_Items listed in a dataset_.
------------------------------------------------------------------------

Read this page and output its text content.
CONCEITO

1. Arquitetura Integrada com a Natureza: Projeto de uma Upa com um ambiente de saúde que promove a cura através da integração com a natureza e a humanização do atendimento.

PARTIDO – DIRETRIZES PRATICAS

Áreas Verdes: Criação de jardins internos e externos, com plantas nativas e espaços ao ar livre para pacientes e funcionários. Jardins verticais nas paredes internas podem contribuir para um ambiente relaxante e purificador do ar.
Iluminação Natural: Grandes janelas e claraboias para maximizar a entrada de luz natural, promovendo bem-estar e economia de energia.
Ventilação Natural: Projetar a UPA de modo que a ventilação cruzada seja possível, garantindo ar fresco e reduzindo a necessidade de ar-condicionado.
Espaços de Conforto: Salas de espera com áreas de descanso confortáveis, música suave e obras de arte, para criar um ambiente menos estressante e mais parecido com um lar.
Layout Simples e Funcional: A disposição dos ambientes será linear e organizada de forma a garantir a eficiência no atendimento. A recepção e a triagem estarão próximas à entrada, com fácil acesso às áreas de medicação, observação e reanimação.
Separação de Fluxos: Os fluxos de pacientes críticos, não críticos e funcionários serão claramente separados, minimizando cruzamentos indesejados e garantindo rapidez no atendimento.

------------------------------------------------------------------------

_Required work_. Output all of the material exactly as written.

_The completed task_.
Read this page and output its text content.
CONCEITO

1. Arquitetura Integrada com a Natureza: Projeto de uma Upa com um ambiente de saúde que promove a cura através da integração com a natureza e a humanização do atendimento.

PARTIDO – DIRETRIZES PRATICAS

Áreas Verdes: Criação de jardins internos e externos, com plantas nativas e espaços ao ar livre para pacientes e funcionários. Jardins verticais nas paredes internas podem contribuir para um ambiente relaxante e purificador do ar.
Iluminação Natural: Grandes janelas e claraboias para maximizar a entrada de luz natural, promovendo bem-estar e economia de energia.
Ventilação Natural: Projetar a UPA de modo que a ventilação cruzada seja possível, garantindo ar fresco e reduzindo a necessidade de ar-condicionado.
Espaços de Conforto: Salas de espera com áreas de descanso confortáveis, música suave e obras de arte, para criar um ambiente menos estressante e mais parecido com um lar.
Layout Simples e Funcional: A disposição dos ambientes será linear e organizada de forma a garantir a eficiência no atendimento. A recepção e a triagem estarão próximas à entrada, com fácil acesso às áreas de medicação, observação e reanimação.
Separação de Fluxos: Os fluxos de pacientes críticos, não críticos e funcionários serão claramente separados, minimizando cruzamentos indesejados e garantindo rapidez no atendimento.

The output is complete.